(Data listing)
##########

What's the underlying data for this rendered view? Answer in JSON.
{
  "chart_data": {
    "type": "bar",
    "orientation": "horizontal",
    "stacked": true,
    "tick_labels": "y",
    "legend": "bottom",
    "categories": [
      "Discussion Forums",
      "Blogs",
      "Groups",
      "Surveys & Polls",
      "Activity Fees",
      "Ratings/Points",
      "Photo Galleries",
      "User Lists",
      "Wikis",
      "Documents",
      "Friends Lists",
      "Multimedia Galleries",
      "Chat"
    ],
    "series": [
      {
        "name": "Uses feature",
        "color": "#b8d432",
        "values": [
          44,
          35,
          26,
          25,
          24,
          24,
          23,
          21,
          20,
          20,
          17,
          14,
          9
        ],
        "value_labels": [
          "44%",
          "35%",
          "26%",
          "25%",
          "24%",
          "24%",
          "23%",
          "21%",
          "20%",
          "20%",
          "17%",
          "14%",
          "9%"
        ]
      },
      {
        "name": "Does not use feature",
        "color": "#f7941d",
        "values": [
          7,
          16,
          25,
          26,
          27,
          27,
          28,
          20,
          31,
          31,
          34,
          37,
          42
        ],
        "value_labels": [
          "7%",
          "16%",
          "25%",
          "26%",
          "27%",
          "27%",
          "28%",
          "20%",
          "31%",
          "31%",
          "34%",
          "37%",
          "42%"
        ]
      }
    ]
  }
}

##########

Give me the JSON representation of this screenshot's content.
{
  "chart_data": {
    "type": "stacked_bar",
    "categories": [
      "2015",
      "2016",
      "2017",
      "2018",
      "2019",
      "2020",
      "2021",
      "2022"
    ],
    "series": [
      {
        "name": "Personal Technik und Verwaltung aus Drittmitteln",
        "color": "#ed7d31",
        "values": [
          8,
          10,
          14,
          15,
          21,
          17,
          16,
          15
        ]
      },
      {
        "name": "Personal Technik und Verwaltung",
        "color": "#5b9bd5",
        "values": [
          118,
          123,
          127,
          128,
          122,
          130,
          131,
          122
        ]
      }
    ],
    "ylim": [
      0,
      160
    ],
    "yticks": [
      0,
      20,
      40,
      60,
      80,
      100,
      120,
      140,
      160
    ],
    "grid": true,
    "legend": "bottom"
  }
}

##########

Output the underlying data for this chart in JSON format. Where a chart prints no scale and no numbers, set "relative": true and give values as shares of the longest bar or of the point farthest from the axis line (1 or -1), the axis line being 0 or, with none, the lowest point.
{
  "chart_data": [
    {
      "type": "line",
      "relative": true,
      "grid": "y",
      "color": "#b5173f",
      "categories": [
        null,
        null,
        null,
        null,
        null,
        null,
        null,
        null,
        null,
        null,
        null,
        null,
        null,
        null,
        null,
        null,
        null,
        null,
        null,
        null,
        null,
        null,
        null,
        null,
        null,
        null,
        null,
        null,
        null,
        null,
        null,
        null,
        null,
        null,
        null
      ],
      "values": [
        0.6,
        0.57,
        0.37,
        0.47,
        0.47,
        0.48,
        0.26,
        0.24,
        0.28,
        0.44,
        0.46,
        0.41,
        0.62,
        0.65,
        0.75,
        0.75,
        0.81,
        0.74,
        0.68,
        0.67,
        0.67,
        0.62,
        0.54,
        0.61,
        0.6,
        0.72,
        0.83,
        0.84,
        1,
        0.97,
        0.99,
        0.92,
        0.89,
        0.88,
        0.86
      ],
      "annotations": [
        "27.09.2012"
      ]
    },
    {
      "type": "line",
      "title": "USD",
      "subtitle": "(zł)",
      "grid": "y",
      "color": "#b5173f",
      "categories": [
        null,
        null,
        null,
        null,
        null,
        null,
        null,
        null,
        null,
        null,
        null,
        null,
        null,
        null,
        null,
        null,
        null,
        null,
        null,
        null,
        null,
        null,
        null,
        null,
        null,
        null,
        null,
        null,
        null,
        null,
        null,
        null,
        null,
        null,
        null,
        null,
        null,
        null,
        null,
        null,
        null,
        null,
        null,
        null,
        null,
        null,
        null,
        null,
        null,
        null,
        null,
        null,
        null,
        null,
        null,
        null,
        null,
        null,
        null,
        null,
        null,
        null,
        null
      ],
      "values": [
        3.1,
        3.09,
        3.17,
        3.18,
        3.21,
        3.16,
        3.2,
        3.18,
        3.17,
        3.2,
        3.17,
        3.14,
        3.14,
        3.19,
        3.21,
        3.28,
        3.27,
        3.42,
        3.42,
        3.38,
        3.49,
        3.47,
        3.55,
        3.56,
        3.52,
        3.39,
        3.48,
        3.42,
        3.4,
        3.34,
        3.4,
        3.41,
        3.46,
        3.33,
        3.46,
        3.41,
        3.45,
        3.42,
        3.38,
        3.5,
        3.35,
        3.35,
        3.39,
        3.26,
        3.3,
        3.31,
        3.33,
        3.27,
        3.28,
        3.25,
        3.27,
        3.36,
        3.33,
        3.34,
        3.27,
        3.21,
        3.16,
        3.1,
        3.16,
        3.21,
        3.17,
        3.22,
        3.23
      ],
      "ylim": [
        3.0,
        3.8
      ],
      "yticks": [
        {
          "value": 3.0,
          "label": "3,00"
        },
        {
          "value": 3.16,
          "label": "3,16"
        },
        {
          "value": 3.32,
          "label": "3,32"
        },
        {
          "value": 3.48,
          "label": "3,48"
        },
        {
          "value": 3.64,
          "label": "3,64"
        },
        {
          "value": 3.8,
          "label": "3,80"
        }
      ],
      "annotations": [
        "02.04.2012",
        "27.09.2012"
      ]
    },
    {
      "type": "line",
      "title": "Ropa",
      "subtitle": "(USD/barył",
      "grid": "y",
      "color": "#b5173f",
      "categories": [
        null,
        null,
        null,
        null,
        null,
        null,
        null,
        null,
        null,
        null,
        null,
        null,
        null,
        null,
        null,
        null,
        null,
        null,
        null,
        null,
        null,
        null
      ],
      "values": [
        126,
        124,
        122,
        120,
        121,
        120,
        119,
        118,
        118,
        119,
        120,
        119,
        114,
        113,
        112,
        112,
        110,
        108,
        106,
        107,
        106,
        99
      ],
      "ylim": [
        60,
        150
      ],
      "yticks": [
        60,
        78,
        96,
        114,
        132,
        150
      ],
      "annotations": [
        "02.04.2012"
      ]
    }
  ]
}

##########

> _PROBLEM STATEMENT_:
Copy out every line in the entries above that holds "feature".

> _SOLUTION TO THE EXERCISE_:
        "name": "Uses feature",
        "name": "Does not use feature",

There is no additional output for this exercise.